TEXTO FORNECIDO
24 Junho 2009
Son – Viella
Estranhamente acordei à hora do costume, mas o corpo estava dormente e a
cabeça não se encontrava nas melhores condições, pedindo árduo trabalho
para conseguir discernir os meus pensamentos durante aqueles primeiros
minutos.
A boca encortiçada pedia água com urgência.
A noite de ontem tinha deixado marcas.
Em Yon e Hiker a tola latejava de igual maneira. Gosom ainda dormia na sua estreita tarimba.
Meia hora depois e de banho tomado começamos a recuperar e com a
ingestão de um calórico pequeno-almoço – que inclui as bem ditas fatias
enormes de pão tostado, barradas com alho, azeite e tomate para depois
serem cobertas de fatias de enchidos e queijo – a coisa foi melhorando
significativamente. Comi que nem um abade. O corpo bem o pedia e eu
dava-lhe!
Obstante o potente desayuno, encontrei alguns problemas para manter o
equilíbrio durante as primeiras pedaladas através do Cami del Calvari.
Mas da mesma forma que tinha acontecido ainda há pouco, o corpo lá foi
recordando como andar de bike e em menos de nada estava como se nada
tivesse passado, fluído e ágil como sempre.
Felizmente, porque o que se ia mostrando era realmente de grande
qualidade. Um sendero que se perdia por dentro da zona baixa do Bosque
Negro e que pedia muitíssimo da técnica, com curvas a 180º com uma
inclinação razoável e bastantes pedras a impedir uma passagem mais
bruta. Algo de muito precisoso. O melhor single-track de todo o
trajecto.
No final deste Cami del Calvari entrámos numa outra zona. Num bosque
muito bonito, de nome Bosque del Gerdar e que por ser Reserva Integral
não é permitido circular de bicicleta. O pequeno percurso é feito a pé e
a coima por desrespeito pode chegar aos 600€ – e os guardas estavam
mesmo lá que eu vi.
Vai da consciência de cada um, mas independente disso, torna-se uma
petição fácil de cumprir já que o trilho apresenta um elevado grau de
dificuldade e não será exequível a qualquer um.
A paisagem envolvente é digna de ser plenamente apreciada, vale bem o curtinho passeio pedestre!

ENTRADAS DO CONJUNTO
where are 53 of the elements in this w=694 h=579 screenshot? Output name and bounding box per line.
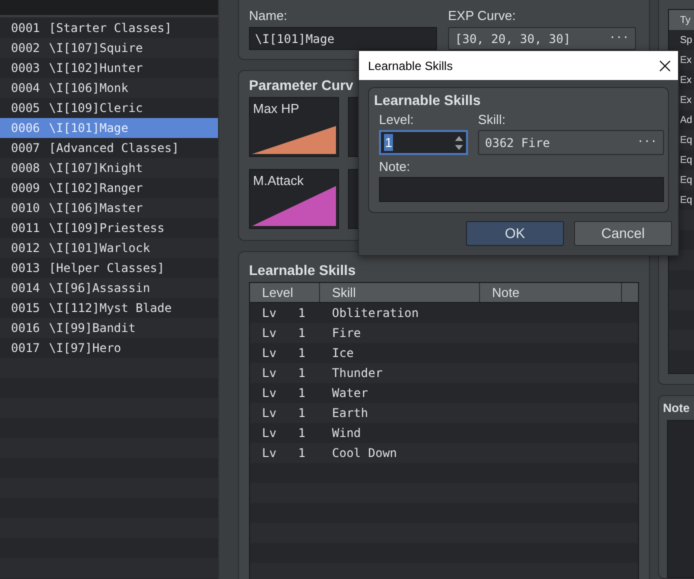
- level-cell-text: Lv 1: [261, 325, 306, 342]
- exp-curve-label: EXP Curve:: [448, 8, 517, 24]
- close-icon[interactable]: [658, 58, 672, 72]
- name-field[interactable]: \I[101]Mage: [249, 27, 437, 50]
- skill-row[interactable]: Lv 1 Earth: [250, 403, 638, 423]
- class-list-item[interactable]: 0002 \I[107]Squire: [0, 38, 218, 58]
- level-cell-text: Lv 1: [261, 385, 306, 402]
- level-spinbox[interactable]: 1: [379, 130, 468, 155]
- class-list-item[interactable]: 0010 \I[106]Master: [0, 198, 218, 218]
- parameter-curves-title: Parameter Curv: [249, 76, 354, 94]
- cancel-button[interactable]: Cancel: [574, 221, 672, 246]
- class-list-item[interactable]: 0014 \I[96]Assassin: [0, 278, 218, 298]
- skill-cell-text: Obliteration: [331, 305, 420, 322]
- note-label: Note:: [379, 159, 412, 174]
- class-list-item[interactable]: 0004 \I[106]Monk: [0, 78, 218, 98]
- dialog-title: Learnable Skills: [368, 58, 453, 74]
- exp-curve-field[interactable]: [30, 20, 30, 30] ···: [448, 27, 636, 50]
- column-header[interactable]: Ty: [669, 10, 694, 30]
- skill-cell-text: Fire: [331, 325, 362, 342]
- curve-graph[interactable]: M.Attack: [249, 169, 339, 229]
- level-cell-text: Lv 1: [261, 365, 306, 382]
- level-cell-text: Lv 1: [261, 405, 306, 422]
- dialog-group-title: Learnable Skills: [374, 91, 482, 109]
- skill-field[interactable]: 0362 Fire ···: [478, 130, 664, 155]
- level-cell-text: Lv 1: [261, 345, 306, 362]
- skill-label: Skill:: [478, 112, 506, 127]
- skill-cell-text: Wind: [331, 425, 362, 442]
- note-field[interactable]: [667, 420, 694, 578]
- spinner-arrows-icon[interactable]: [455, 134, 463, 150]
- class-list-item[interactable]: 0012 \I[101]Warlock: [0, 238, 218, 258]
- skill-cell-text: Water: [331, 385, 370, 402]
- skill-cell-text: Earth: [331, 405, 370, 422]
- column-header[interactable]: Note: [480, 283, 622, 302]
- column-header[interactable]: Level: [250, 283, 320, 302]
- skill-cell-text: Ice: [331, 345, 355, 362]
- skill-row[interactable]: Lv 1 Fire: [250, 323, 638, 343]
- skill-row[interactable]: Lv 1 Thunder: [250, 363, 638, 383]
- note-title: Note: [663, 400, 691, 417]
- skill-cell-text: Cool Down: [331, 445, 398, 462]
- level-cell-text: Lv 1: [261, 445, 306, 462]
- class-list-item[interactable]: 0008 \I[107]Knight: [0, 158, 218, 178]
- class-list-item[interactable]: 0016 \I[99]Bandit: [0, 318, 218, 338]
- level-label: Level:: [379, 112, 415, 127]
- level-cell-text: Lv 1: [261, 425, 306, 442]
- ok-button[interactable]: OK: [466, 221, 564, 246]
- note-input[interactable]: [379, 177, 664, 202]
- level-cell-text: Lv 1: [261, 305, 306, 322]
- name-label: Name:: [249, 8, 288, 24]
- skill-row[interactable]: Lv 1 Cool Down: [250, 443, 638, 463]
- column-header[interactable]: Skill: [320, 283, 480, 302]
- curve-graph[interactable]: Max HP: [249, 97, 339, 157]
- skill-cell-text: Thunder: [331, 365, 384, 382]
- learnable-skills-title: Learnable Skills: [249, 261, 357, 279]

ATIVIDADES
1. Traduza para o inglês a frase "A noite de ontem tinha deixado marcas.", retirada do relato da travessia de bicicleta.
2. Segundo o relato da travessia de bicicleta, qual pode ser o valor da coima por circular de bicicleta no Bosque del Gerdar?
3. Prossiga o relato da travessia de bicicleta a partir da última frase apresentada.

RESPOSTAS
1. Last night had left its mark.

2. A coima pode chegar aos 600€.

3.
Á saída de Son…
No inicio da jornada pelo Cami del Calvari…
No Cami del Calvari! Soberbo, fantástico, precioso... Descida alucinante…
Ainda no Cami del Calvari, todo ele ciclável haja a perícia necessária…
Na ponte de Barranco de Cabanes…
Barranco de Cabanes…
Bosques de Piño Nero – Pinheiro Negro
NÃO CICLAVEL. É reserva Integral! Há que respeitar…
Plaza Major de Sorpe…
Quando o single-track que nos carregava desde Sorpe termina, entra-se
numa estrada que sobe gentilmente pela encosta da montanha. O asfalto
permite-me uma cadência que até ali ainda não tinha conseguido atingir,
permitindo deste modo um avançar suave e sem grandes martírios ao longo
de um pequeno rio que descia vale abaixo, revolto e gelado…
Essa linha cinza e esguia levar-me ia a passar por Isil e daí até Alós
d’Isil, lugar onde tinha programado uma paragem mais longa para almoço.
Os Bascos esses, já deviam estar quase a chegar a Alós d’ Isil, onde eu
chegaria 30 minutos depois.
A estrada mantinha-se à fresca, resguardada sob a copa das frondosas
arvores que se penduravam nela desde a encosta. Foi uma subida de 6kms
que fiz sem pressa, degustando cada novo sabor do rebuçado que trazia na
boca desde que chegara a Viella, alguns dias antes…
Ainda estive para tomar uma banhoca, mas estava fria…
Alós d’Isil…
Almocei aqui, em Alós d’Isil, o pic-nic que trouxera da casa Masover.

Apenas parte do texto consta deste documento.